Work to be completed — Copy the lines below verbatim, starting with the first line and stopping after the line that contains "450, 107, 462]".

Supplied records —
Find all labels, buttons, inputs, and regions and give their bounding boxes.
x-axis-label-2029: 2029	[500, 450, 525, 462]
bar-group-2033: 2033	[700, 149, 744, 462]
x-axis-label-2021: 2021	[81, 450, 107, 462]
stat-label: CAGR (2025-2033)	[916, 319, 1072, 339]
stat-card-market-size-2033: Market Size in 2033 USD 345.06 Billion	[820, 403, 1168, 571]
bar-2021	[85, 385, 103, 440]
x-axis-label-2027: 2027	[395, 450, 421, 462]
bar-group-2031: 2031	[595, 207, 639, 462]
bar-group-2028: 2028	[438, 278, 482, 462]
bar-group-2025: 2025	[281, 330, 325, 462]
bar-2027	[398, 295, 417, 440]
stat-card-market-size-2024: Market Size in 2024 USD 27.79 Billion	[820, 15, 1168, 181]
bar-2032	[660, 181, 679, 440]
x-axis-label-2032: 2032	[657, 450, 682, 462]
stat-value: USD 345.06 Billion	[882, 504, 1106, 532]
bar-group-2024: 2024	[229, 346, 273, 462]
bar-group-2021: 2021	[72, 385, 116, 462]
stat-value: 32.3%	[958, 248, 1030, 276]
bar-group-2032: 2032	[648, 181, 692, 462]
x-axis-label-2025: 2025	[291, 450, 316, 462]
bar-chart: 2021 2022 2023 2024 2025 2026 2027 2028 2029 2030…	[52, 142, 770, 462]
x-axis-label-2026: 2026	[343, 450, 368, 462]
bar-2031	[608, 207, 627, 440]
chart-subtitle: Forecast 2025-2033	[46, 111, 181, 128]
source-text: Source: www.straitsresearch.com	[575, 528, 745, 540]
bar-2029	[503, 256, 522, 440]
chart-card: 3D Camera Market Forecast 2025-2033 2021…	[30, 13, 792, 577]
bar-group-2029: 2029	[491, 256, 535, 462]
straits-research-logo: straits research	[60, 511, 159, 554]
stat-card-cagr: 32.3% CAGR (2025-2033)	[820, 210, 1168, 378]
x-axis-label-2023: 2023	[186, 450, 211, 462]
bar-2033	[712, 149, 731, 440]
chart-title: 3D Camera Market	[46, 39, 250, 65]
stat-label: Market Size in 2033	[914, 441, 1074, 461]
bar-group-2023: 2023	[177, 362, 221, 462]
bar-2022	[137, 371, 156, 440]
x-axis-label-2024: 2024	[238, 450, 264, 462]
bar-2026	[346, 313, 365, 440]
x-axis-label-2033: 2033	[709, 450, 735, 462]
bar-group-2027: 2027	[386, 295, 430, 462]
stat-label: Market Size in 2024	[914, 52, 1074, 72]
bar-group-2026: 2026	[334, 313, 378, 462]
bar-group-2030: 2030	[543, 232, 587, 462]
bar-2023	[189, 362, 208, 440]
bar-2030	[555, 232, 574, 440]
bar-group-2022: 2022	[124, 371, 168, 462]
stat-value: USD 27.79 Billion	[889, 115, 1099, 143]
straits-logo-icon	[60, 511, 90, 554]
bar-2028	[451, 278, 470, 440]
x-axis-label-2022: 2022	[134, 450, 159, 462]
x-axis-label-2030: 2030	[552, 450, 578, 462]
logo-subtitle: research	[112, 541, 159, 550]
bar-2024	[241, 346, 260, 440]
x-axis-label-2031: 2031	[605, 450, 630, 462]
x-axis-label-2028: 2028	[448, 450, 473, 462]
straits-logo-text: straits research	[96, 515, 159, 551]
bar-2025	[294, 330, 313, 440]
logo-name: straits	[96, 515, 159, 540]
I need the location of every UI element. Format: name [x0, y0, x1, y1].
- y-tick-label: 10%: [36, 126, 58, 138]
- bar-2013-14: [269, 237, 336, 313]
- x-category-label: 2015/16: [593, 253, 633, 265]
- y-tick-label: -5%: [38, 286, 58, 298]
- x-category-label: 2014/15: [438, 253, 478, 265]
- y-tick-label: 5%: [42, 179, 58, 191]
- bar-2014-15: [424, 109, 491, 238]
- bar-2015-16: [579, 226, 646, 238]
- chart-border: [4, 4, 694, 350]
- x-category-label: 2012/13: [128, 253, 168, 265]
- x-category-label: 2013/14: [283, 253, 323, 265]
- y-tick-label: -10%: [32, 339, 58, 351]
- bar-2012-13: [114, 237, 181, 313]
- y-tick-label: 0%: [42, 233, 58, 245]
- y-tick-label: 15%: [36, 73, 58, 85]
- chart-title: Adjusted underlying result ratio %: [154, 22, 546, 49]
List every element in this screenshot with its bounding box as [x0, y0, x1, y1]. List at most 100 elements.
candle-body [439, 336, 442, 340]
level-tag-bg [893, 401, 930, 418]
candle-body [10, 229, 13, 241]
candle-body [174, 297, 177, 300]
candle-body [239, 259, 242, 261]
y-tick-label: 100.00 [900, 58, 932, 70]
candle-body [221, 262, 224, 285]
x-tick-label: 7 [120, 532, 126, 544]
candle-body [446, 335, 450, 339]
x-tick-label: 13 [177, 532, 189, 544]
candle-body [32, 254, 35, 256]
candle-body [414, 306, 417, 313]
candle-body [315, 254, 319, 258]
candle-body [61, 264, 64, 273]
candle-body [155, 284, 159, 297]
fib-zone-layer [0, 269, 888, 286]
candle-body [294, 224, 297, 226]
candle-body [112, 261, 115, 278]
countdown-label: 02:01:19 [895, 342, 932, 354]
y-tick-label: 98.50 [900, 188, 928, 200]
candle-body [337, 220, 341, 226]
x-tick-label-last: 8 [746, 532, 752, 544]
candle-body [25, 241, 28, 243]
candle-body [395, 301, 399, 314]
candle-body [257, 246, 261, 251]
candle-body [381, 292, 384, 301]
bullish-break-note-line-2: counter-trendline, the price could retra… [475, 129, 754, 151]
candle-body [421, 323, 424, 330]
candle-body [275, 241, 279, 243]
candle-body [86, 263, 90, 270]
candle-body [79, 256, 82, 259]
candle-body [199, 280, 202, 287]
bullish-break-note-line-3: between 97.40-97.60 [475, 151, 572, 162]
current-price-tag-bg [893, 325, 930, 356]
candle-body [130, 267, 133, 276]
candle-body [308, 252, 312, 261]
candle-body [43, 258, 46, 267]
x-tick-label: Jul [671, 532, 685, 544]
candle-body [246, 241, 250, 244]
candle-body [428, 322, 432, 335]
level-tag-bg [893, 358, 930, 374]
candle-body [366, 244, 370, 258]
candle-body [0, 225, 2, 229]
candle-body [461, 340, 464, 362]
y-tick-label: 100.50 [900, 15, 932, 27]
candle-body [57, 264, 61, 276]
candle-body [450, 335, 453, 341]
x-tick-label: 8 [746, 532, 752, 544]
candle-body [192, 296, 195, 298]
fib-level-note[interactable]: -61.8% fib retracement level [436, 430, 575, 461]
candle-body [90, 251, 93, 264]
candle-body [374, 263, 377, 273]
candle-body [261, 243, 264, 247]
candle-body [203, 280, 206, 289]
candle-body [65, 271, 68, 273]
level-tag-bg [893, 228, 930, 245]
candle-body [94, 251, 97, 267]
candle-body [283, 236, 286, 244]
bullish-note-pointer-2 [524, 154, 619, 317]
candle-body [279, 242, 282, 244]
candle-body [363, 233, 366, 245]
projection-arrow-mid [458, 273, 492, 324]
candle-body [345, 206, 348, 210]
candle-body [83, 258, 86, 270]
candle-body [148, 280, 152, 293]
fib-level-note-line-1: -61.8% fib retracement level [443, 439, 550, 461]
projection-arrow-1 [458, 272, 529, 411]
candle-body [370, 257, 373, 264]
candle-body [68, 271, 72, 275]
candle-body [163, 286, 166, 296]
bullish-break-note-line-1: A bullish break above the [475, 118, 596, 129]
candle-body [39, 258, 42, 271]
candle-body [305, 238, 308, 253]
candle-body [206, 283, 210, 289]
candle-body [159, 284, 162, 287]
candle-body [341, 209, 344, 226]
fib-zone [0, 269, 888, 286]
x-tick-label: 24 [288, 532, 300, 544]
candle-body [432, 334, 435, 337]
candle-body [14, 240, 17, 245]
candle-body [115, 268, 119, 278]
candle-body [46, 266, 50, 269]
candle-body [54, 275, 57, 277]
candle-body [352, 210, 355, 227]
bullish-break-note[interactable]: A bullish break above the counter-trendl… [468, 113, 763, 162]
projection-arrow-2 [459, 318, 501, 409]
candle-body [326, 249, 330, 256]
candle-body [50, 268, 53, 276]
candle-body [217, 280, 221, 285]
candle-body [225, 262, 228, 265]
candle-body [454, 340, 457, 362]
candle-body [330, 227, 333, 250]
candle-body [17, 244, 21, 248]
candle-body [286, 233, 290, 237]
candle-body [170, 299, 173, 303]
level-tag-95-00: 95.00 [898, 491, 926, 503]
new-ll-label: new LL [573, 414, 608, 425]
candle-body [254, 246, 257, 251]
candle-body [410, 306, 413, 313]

Worked solution —
Find all labels, buttons, inputs, and regions and give their bounding boxes.
x-axis-label-2029: 2029	[500, 450, 525, 462]
bar-group-2033: 2033	[700, 149, 744, 462]
x-axis-label-2021: 2021	[81, 450, 107, 462]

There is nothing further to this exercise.